● YOUR OBJECTIVE
Each entry has to be copied exactly, with nothing missed.

● INFORMATION SUPPLIED
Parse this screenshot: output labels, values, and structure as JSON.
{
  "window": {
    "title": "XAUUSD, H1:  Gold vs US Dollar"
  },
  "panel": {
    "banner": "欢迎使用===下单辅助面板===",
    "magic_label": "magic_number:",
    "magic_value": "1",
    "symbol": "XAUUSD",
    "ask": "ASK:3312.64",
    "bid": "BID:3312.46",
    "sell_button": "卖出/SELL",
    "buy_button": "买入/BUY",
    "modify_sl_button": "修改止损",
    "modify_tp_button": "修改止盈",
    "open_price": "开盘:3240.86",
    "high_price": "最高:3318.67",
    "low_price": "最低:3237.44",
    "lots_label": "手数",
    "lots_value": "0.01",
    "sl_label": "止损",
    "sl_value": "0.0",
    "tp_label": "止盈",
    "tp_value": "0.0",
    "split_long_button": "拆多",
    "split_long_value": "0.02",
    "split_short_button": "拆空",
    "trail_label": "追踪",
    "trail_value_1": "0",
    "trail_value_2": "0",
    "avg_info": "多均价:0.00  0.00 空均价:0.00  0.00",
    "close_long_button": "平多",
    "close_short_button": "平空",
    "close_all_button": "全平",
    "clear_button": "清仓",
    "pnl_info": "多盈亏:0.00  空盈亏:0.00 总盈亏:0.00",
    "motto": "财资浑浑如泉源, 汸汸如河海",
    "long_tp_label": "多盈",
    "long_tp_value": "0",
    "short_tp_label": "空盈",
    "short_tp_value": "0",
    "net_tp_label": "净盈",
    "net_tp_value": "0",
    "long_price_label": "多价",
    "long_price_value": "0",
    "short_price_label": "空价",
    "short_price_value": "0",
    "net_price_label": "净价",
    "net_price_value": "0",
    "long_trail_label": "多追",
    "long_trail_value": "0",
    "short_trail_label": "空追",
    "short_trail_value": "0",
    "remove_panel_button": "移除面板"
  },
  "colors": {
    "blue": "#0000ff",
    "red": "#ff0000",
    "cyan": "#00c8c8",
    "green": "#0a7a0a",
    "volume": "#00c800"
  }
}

● ANSWER TO THE TASK
Parse this screenshot: output labels, values, and structure as JSON.
{
  "window": {
    "title": "XAUUSD, H1:  Gold vs US Dollar"
  },
  "panel": {
    "banner": "欢迎使用===下单辅助面板===",
    "magic_label": "magic_number:",
    "magic_value": "1",
    "symbol": "XAUUSD",
    "ask": "ASK:3312.64",
    "bid": "BID:3312.46",
    "sell_button": "卖出/SELL",
    "buy_button": "买入/BUY",
    "modify_sl_button": "修改止损",
    "modify_tp_button": "修改止盈",
    "open_price": "开盘:3240.86",
    "high_price": "最高:3318.67",
    "low_price": "最低:3237.44",
    "lots_label": "手数",
    "lots_value": "0.01",
    "sl_label": "止损",
    "sl_value": "0.0",
    "tp_label": "止盈",
    "tp_value": "0.0",
    "split_long_button": "拆多",
    "split_long_value": "0.02",
    "split_short_button": "拆空",
    "trail_label": "追踪",
    "trail_value_1": "0",
    "trail_value_2": "0",
    "avg_info": "多均价:0.00  0.00 空均价:0.00  0.00",
    "close_long_button": "平多",
    "close_short_button": "平空",
    "close_all_button": "全平",
    "clear_button": "清仓",
    "pnl_info": "多盈亏:0.00  空盈亏:0.00 总盈亏:0.00",
    "motto": "财资浑浑如泉源, 汸汸如河海",
    "long_tp_label": "多盈",
    "long_tp_value": "0",
    "short_tp_label": "空盈",
    "short_tp_value": "0",
    "net_tp_label": "净盈",
    "net_tp_value": "0",
    "long_price_label": "多价",
    "long_price_value": "0",
    "short_price_label": "空价",
    "short_price_value": "0",
    "net_price_label": "净价",
    "net_price_value": "0",
    "long_trail_label": "多追",
    "long_trail_value": "0",
    "short_trail_label": "空追",
    "short_trail_value": "0",
    "remove_panel_button": "移除面板"
  },
  "colors": {
    "blue": "#0000ff",
    "red": "#ff0000",
    "cyan": "#00c8c8",
    "green": "#0a7a0a",
    "volume": "#00c800"
  }
}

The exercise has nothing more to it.